## Selected excerpt
>>>

Town of Harrisville v. Imperial Oil & Gas Products Co.

On November 16, 1918, the plaintiff sold and transferred to the defendant, Imperial Oil Gas Products Company, a corporation, a gas plant owned and operated by the town in supplying gas to itself and its inhabitants; and further granted to the said defendant, its successors and assigns, the franchise, right and privilege of constructing and operating a system of mains, pipes and other appliances in and upon the streets and alleys of the town for distributing and furnishing gas to it and its inhabitants for the term of ten years. The said Imperial Oil Gas Products Company, hereinafter called Imperial Company, immediately took possession of the plant and thereafter continuously furnished gas to the town and its inhabitants at the initial rates provided in the franchise until November, 1920, when it applied to the public service commission for an increase of rates. The application was resisted, and the protestants, the town and its inhabitants, for the purpose of showing the fairness of the existing rates, demanded an audit of the applicant's books and records by a representative of the commission. The audit having been directed on December 7, 1920, the applicant thereafter, on December 23, 1920, withdrew its application. The Imperial Company, through its stockholders and officers, then organized the defendant Utility Gas Company, a corporation, and by *Page 317 written agreement of January 31, 1921, undertook to sell and transfer to the Utility Gas Company, hereinafter called Utility Company, all of the natural gas franchises, business, contracts, property and rights then owned, held and conducted by the Imperial Company as a public service corporation, in Ritchie and Doddridge counties, including the franchise held by it from the town of Harrisville, in consideration of the stock of the Utility Company and its assumption of all the obligations of and pertaining to the public service business of the Imperial Company; this stock being distributed to the stockholders of the Imperial Company in proportion to their holdings in the parent corporation. The Imperial Company by the agreement undertook also to sell and deliver to the Utility Company at points of distribution and consumption, gas to supply the consumers of the Utility Company until April 1, 1922, at twenty cents per thousand cubic feet.

On February 1, 1921, the Utility Company made application to the public service commission for increase of rates. On March 8, 1921, the time fixed for the hearing of the application, the town on behalf of itself and its inhabitants again filed protest. A partial hearing was then had and further hearing continued for the reports of the commission's engineers and statisticians, which reports were afterwards made and filed. A number of delays having occurred, the final hearing was set for August 4, 1921.

On the first day of August, 1921, the plaintiff presented to the judge of the second judicial circuit its bill in this cause, praying cancellation of the transfer and assignment by the Imperial Company of the franchise and gas plant to the Utility Company; and an injunction restraining the Utility Company from further prosecuting its application, and compelling the Imperial Company to perform its obligations under the franchise. A temporary injunction was thereupon awarded by the said judge, enjoining the further prosecution of the application by the Utility Company until otherwise ordered. A decree was entered at the final hearing, October 18, 1921, granting full relief. From that decree the defendants appealed.

<<<

## Extracted records
>>>

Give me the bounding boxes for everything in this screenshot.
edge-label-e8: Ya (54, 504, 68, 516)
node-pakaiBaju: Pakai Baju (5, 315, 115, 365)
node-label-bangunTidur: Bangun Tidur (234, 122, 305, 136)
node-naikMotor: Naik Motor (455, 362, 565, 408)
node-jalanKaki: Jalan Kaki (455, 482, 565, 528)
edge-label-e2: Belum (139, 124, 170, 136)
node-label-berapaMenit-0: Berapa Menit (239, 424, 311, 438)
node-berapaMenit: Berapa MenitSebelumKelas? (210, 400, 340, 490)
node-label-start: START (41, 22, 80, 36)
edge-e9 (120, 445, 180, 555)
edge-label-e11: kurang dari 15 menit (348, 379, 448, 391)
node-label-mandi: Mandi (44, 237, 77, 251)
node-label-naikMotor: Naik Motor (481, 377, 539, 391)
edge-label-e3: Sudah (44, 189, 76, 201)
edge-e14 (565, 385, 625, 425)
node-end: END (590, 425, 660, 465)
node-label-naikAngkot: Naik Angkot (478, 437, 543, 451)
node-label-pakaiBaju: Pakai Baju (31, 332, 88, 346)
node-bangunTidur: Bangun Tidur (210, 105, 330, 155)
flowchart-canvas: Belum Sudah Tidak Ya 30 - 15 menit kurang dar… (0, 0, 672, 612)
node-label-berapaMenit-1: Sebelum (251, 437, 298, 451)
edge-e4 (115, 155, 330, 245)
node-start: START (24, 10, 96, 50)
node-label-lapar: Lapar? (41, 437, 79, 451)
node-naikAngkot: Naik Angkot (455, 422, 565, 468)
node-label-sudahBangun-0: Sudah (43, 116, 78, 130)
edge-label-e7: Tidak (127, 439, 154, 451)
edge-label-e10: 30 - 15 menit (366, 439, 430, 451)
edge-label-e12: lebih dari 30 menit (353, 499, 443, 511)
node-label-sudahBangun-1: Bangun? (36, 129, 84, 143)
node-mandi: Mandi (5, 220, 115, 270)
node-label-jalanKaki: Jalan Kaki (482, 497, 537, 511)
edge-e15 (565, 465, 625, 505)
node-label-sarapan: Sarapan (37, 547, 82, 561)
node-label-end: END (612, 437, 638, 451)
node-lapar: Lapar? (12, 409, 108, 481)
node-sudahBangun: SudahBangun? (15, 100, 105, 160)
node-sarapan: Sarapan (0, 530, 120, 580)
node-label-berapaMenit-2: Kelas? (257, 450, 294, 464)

<<<

## Given request
Rewrite the Harrisville gas franchise case from "On the first" to "the defendants appealed.", putting "judgment" in place of "decree" wherever it occurs. The data is separate material and has no connection to the Harrisville gas franchise case.

## The result
On the first day of August, 1921, the plaintiff presented to the judge of the second judicial circuit its bill in this cause, praying cancellation of the transfer and assignment by the Imperial Company of the franchise and gas plant to the Utility Company; and an injunction restraining the Utility Company from further prosecuting its application, and compelling the Imperial Company to perform its obligations under the franchise. A temporary injunction was thereupon awarded by the said judge, enjoining the further prosecution of the application by the Utility Company until otherwise ordered. A judgment was entered at the final hearing, October 18, 1921, granting full relief. From that judgment the defendants appealed.